→ **Directions for this task**: All the data should be repeated exactly. Any image in it is left out.

→ **Data shown**:
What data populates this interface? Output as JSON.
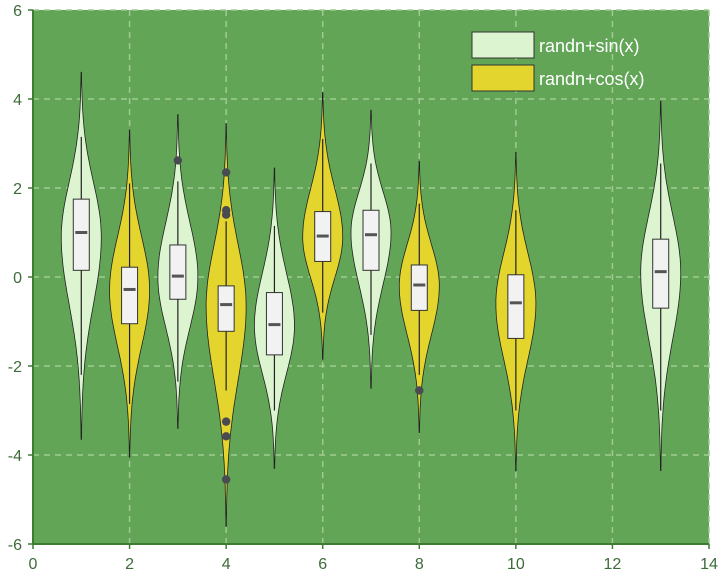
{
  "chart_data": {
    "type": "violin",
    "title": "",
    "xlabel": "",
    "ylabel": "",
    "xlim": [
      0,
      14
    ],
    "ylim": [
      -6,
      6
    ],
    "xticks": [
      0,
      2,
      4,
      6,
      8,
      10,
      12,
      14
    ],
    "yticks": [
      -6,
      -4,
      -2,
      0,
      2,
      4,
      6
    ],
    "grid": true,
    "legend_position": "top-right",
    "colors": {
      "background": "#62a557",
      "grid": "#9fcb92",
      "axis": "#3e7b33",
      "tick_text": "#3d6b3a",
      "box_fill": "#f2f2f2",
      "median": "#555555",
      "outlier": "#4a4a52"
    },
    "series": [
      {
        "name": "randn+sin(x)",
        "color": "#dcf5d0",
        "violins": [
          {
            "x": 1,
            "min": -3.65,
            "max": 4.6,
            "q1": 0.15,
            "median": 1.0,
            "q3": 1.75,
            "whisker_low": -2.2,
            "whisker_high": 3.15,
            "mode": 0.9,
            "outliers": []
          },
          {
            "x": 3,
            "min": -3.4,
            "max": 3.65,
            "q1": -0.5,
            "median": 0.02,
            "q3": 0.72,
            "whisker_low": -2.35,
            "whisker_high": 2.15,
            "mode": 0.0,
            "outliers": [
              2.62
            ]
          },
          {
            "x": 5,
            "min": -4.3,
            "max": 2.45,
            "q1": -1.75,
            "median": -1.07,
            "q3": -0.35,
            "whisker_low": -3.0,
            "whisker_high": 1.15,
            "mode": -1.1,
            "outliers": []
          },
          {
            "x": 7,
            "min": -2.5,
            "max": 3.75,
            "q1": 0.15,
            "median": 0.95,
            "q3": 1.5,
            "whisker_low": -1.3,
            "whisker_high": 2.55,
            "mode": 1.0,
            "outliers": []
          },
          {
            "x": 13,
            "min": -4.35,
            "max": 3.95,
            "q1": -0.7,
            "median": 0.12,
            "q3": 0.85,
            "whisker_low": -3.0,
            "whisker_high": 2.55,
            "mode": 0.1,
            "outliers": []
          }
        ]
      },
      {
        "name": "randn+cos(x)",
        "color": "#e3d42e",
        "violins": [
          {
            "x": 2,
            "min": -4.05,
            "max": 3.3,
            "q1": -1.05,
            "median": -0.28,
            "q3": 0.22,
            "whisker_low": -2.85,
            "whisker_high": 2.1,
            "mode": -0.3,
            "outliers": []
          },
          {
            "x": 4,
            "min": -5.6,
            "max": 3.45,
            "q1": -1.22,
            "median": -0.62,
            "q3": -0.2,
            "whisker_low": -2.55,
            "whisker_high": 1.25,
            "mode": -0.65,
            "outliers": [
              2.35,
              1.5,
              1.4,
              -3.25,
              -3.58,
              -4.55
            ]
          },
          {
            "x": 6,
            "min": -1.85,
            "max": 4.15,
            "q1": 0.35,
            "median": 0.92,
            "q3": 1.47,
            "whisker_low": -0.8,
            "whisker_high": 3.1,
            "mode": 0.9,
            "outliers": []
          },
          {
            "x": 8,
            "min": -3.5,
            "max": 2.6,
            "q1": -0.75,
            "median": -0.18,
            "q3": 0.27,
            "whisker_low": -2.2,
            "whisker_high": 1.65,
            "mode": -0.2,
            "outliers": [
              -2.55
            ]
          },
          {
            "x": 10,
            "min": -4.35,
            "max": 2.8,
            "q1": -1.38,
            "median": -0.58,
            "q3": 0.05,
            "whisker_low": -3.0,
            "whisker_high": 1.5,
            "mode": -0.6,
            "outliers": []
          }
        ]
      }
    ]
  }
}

→ **Solution below**:
What data populates this interface? Output as JSON.
{
  "chart_data": {
    "type": "violin",
    "title": "",
    "xlabel": "",
    "ylabel": "",
    "xlim": [
      0,
      14
    ],
    "ylim": [
      -6,
      6
    ],
    "xticks": [
      0,
      2,
      4,
      6,
      8,
      10,
      12,
      14
    ],
    "yticks": [
      -6,
      -4,
      -2,
      0,
      2,
      4,
      6
    ],
    "grid": true,
    "legend_position": "top-right",
    "colors": {
      "background": "#62a557",
      "grid": "#9fcb92",
      "axis": "#3e7b33",
      "tick_text": "#3d6b3a",
      "box_fill": "#f2f2f2",
      "median": "#555555",
      "outlier": "#4a4a52"
    },
    "series": [
      {
        "name": "randn+sin(x)",
        "color": "#dcf5d0",
        "violins": [
          {
            "x": 1,
            "min": -3.65,
            "max": 4.6,
            "q1": 0.15,
            "median": 1.0,
            "q3": 1.75,
            "whisker_low": -2.2,
            "whisker_high": 3.15,
            "mode": 0.9,
            "outliers": []
          },
          {
            "x": 3,
            "min": -3.4,
            "max": 3.65,
            "q1": -0.5,
            "median": 0.02,
            "q3": 0.72,
            "whisker_low": -2.35,
            "whisker_high": 2.15,
            "mode": 0.0,
            "outliers": [
              2.62
            ]
          },
          {
            "x": 5,
            "min": -4.3,
            "max": 2.45,
            "q1": -1.75,
            "median": -1.07,
            "q3": -0.35,
            "whisker_low": -3.0,
            "whisker_high": 1.15,
            "mode": -1.1,
            "outliers": []
          },
          {
            "x": 7,
            "min": -2.5,
            "max": 3.75,
            "q1": 0.15,
            "median": 0.95,
            "q3": 1.5,
            "whisker_low": -1.3,
            "whisker_high": 2.55,
            "mode": 1.0,
            "outliers": []
          },
          {
            "x": 13,
            "min": -4.35,
            "max": 3.95,
            "q1": -0.7,
            "median": 0.12,
            "q3": 0.85,
            "whisker_low": -3.0,
            "whisker_high": 2.55,
            "mode": 0.1,
            "outliers": []
          }
        ]
      },
      {
        "name": "randn+cos(x)",
        "color": "#e3d42e",
        "violins": [
          {
            "x": 2,
            "min": -4.05,
            "max": 3.3,
            "q1": -1.05,
            "median": -0.28,
            "q3": 0.22,
            "whisker_low": -2.85,
            "whisker_high": 2.1,
            "mode": -0.3,
            "outliers": []
          },
          {
            "x": 4,
            "min": -5.6,
            "max": 3.45,
            "q1": -1.22,
            "median": -0.62,
            "q3": -0.2,
            "whisker_low": -2.55,
            "whisker_high": 1.25,
            "mode": -0.65,
            "outliers": [
              2.35,
              1.5,
              1.4,
              -3.25,
              -3.58,
              -4.55
            ]
          },
          {
            "x": 6,
            "min": -1.85,
            "max": 4.15,
            "q1": 0.35,
            "median": 0.92,
            "q3": 1.47,
            "whisker_low": -0.8,
            "whisker_high": 3.1,
            "mode": 0.9,
            "outliers": []
          },
          {
            "x": 8,
            "min": -3.5,
            "max": 2.6,
            "q1": -0.75,
            "median": -0.18,
            "q3": 0.27,
            "whisker_low": -2.2,
            "whisker_high": 1.65,
            "mode": -0.2,
            "outliers": [
              -2.55
            ]
          },
          {
            "x": 10,
            "min": -4.35,
            "max": 2.8,
            "q1": -1.38,
            "median": -0.58,
            "q3": 0.05,
            "whisker_low": -3.0,
            "whisker_high": 1.5,
            "mode": -0.6,
            "outliers": []
          }
        ]
      }
    ]
  }
}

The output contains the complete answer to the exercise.